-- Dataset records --
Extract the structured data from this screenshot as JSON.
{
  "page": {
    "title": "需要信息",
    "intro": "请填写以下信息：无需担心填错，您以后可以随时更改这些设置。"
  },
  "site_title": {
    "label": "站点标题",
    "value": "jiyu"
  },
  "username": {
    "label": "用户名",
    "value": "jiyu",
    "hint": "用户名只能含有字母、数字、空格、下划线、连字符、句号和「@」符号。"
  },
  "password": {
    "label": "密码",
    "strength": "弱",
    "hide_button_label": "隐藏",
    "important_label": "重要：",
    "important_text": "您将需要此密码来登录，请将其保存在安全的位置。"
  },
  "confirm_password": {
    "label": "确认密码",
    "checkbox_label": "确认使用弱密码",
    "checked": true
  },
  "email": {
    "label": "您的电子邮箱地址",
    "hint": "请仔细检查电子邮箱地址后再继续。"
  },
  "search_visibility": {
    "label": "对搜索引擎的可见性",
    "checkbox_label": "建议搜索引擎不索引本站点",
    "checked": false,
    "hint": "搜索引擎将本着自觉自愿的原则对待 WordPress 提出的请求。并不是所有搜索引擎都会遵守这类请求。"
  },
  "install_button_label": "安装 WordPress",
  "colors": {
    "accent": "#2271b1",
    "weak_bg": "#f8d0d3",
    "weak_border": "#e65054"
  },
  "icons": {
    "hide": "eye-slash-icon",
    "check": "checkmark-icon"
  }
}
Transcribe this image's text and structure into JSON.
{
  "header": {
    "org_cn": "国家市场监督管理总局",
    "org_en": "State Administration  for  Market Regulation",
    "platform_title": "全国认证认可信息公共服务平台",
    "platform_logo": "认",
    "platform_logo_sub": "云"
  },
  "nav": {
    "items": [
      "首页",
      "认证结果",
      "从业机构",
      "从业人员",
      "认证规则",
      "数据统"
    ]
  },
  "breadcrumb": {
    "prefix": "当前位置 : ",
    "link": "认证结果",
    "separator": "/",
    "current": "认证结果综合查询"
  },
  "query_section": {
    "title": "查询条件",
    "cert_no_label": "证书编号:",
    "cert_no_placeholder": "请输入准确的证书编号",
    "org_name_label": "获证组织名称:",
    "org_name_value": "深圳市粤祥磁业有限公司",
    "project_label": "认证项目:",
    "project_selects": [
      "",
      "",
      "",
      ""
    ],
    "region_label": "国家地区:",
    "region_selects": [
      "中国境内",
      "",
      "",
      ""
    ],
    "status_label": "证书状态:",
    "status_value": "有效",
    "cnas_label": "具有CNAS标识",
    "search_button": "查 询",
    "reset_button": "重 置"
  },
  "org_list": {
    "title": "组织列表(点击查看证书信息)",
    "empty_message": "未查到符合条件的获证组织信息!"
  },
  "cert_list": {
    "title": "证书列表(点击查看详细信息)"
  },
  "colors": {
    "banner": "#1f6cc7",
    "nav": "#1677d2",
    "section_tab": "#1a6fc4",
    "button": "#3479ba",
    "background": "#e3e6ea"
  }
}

-- Required work --
Copy out each record, keeping every word as it is.

-- Answer to this problem --
Extract the structured data from this screenshot as JSON.
{
  "page": {
    "title": "需要信息",
    "intro": "请填写以下信息：无需担心填错，您以后可以随时更改这些设置。"
  },
  "site_title": {
    "label": "站点标题",
    "value": "jiyu"
  },
  "username": {
    "label": "用户名",
    "value": "jiyu",
    "hint": "用户名只能含有字母、数字、空格、下划线、连字符、句号和「@」符号。"
  },
  "password": {
    "label": "密码",
    "strength": "弱",
    "hide_button_label": "隐藏",
    "important_label": "重要：",
    "important_text": "您将需要此密码来登录，请将其保存在安全的位置。"
  },
  "confirm_password": {
    "label": "确认密码",
    "checkbox_label": "确认使用弱密码",
    "checked": true
  },
  "email": {
    "label": "您的电子邮箱地址",
    "hint": "请仔细检查电子邮箱地址后再继续。"
  },
  "search_visibility": {
    "label": "对搜索引擎的可见性",
    "checkbox_label": "建议搜索引擎不索引本站点",
    "checked": false,
    "hint": "搜索引擎将本着自觉自愿的原则对待 WordPress 提出的请求。并不是所有搜索引擎都会遵守这类请求。"
  },
  "install_button_label": "安装 WordPress",
  "colors": {
    "accent": "#2271b1",
    "weak_bg": "#f8d0d3",
    "weak_border": "#e65054"
  },
  "icons": {
    "hide": "eye-slash-icon",
    "check": "checkmark-icon"
  }
}
Transcribe this image's text and structure into JSON.
{
  "header": {
    "org_cn": "国家市场监督管理总局",
    "org_en": "State Administration  for  Market Regulation",
    "platform_title": "全国认证认可信息公共服务平台",
    "platform_logo": "认",
    "platform_logo_sub": "云"
  },
  "nav": {
    "items": [
      "首页",
      "认证结果",
      "从业机构",
      "从业人员",
      "认证规则",
      "数据统"
    ]
  },
  "breadcrumb": {
    "prefix": "当前位置 : ",
    "link": "认证结果",
    "separator": "/",
    "current": "认证结果综合查询"
  },
  "query_section": {
    "title": "查询条件",
    "cert_no_label": "证书编号:",
    "cert_no_placeholder": "请输入准确的证书编号",
    "org_name_label": "获证组织名称:",
    "org_name_value": "深圳市粤祥磁业有限公司",
    "project_label": "认证项目:",
    "project_selects": [
      "",
      "",
      "",
      ""
    ],
    "region_label": "国家地区:",
    "region_selects": [
      "中国境内",
      "",
      "",
      ""
    ],
    "status_label": "证书状态:",
    "status_value": "有效",
    "cnas_label": "具有CNAS标识",
    "search_button": "查 询",
    "reset_button": "重 置"
  },
  "org_list": {
    "title": "组织列表(点击查看证书信息)",
    "empty_message": "未查到符合条件的获证组织信息!"
  },
  "cert_list": {
    "title": "证书列表(点击查看详细信息)"
  },
  "colors": {
    "banner": "#1f6cc7",
    "nav": "#1677d2",
    "section_tab": "#1a6fc4",
    "button": "#3479ba",
    "background": "#e3e6ea"
  }
}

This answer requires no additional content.